TASK REQUIREMENTS: Pull out every line below containing the word "Histogrammes".

___ DATA FOR THE TASK

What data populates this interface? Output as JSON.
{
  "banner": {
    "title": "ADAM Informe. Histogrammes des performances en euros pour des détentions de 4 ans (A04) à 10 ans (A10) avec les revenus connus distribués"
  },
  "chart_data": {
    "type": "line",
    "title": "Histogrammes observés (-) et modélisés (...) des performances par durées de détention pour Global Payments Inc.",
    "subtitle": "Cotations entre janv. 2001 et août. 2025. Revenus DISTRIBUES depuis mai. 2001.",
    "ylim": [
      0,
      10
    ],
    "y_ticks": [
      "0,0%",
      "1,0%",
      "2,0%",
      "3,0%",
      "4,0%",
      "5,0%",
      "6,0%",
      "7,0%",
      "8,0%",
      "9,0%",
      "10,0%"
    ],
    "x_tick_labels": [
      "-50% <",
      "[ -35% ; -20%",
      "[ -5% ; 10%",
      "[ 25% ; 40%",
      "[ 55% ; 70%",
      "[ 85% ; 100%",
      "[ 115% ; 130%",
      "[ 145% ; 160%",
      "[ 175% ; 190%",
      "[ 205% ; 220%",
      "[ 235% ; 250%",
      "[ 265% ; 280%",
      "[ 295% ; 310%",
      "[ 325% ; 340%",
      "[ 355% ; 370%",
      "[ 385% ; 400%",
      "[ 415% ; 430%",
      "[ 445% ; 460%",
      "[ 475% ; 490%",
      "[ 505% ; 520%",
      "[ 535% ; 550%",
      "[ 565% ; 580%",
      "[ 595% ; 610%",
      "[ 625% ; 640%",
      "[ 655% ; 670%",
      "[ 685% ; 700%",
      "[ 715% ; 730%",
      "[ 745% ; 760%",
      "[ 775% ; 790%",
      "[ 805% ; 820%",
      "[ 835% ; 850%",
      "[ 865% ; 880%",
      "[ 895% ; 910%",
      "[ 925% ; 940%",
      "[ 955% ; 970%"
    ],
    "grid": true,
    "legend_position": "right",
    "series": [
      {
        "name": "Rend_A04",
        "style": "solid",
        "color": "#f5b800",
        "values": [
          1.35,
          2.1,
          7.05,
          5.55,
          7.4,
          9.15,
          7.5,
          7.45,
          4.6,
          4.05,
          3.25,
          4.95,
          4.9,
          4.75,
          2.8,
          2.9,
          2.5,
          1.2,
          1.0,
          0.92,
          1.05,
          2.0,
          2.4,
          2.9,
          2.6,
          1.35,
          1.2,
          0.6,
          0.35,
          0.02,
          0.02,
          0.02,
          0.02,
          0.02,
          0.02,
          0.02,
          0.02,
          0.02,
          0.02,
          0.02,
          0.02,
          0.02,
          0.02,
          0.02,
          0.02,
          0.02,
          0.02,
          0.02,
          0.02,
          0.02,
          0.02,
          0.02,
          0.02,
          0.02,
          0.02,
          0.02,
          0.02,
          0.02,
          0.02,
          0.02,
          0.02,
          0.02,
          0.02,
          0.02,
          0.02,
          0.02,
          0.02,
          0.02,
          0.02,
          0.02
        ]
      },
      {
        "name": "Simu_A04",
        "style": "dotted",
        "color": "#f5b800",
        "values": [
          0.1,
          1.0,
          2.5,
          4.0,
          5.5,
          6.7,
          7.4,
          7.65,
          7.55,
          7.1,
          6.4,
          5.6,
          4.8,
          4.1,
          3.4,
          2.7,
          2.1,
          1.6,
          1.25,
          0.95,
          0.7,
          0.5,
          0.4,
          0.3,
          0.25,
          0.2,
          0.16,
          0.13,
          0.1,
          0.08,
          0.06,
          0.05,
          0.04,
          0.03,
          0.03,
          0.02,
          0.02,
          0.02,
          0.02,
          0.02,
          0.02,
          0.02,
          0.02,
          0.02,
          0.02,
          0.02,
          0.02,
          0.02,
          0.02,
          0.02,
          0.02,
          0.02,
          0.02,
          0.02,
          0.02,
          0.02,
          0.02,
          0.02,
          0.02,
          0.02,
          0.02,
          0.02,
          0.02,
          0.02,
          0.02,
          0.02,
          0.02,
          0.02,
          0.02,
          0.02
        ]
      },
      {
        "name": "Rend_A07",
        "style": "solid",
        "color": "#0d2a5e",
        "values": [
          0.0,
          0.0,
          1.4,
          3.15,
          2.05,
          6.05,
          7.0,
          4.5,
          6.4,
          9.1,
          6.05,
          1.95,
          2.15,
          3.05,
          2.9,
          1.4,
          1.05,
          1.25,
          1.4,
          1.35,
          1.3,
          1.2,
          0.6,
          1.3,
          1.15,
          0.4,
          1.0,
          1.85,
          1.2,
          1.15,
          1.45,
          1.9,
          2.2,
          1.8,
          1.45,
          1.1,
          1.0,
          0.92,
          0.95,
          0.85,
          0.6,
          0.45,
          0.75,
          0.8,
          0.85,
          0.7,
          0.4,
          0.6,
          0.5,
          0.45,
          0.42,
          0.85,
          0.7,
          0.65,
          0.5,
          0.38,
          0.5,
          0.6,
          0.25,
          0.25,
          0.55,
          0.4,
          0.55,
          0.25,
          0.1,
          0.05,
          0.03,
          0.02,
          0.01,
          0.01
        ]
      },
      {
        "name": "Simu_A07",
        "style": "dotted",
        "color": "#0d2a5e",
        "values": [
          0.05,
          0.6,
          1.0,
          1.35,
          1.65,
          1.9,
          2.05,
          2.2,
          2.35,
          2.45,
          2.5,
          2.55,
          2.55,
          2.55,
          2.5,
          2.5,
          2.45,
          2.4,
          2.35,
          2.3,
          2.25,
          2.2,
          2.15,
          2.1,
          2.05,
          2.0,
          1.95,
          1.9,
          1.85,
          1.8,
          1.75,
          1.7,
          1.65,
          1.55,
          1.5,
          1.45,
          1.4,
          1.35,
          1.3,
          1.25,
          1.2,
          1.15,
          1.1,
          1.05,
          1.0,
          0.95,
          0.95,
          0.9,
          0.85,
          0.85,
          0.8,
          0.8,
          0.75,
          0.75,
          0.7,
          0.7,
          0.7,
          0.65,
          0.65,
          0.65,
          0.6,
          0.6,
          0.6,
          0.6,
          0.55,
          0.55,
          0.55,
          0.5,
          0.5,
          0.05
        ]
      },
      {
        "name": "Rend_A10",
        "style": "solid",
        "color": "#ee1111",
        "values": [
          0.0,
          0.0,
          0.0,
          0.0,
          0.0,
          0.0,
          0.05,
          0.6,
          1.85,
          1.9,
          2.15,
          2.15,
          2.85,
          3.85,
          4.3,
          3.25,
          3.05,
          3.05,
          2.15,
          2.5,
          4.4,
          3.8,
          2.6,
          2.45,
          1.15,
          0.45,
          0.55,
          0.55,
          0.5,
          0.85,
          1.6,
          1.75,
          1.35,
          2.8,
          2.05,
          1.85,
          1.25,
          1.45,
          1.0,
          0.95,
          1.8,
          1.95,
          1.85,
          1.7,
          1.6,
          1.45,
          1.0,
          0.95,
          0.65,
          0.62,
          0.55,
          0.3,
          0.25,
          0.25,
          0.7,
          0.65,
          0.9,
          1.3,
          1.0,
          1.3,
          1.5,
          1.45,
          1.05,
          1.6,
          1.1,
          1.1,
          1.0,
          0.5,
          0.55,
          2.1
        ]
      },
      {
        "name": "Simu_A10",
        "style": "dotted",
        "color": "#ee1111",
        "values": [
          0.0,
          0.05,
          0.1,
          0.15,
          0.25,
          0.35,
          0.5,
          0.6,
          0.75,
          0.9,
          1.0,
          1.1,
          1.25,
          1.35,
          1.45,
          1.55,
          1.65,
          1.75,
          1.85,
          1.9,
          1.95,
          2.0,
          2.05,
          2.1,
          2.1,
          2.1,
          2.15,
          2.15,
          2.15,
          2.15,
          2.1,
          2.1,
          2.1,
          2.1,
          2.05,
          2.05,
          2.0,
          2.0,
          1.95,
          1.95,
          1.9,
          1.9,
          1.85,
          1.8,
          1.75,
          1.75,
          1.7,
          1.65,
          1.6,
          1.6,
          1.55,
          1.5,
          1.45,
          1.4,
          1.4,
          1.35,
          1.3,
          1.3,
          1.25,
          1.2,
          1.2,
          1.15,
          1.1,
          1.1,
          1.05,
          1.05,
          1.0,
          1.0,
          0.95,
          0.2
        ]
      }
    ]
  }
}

______

CORRECT OUTPUT:
    "title": "ADAM Informe. Histogrammes des performances en euros pour des détentions de 4 ans (A04) à 10 ans (A10) avec les revenus connus distribués"
    "title": "Histogrammes observés (-) et modélisés (...) des performances par durées de détention pour Global Payments Inc.",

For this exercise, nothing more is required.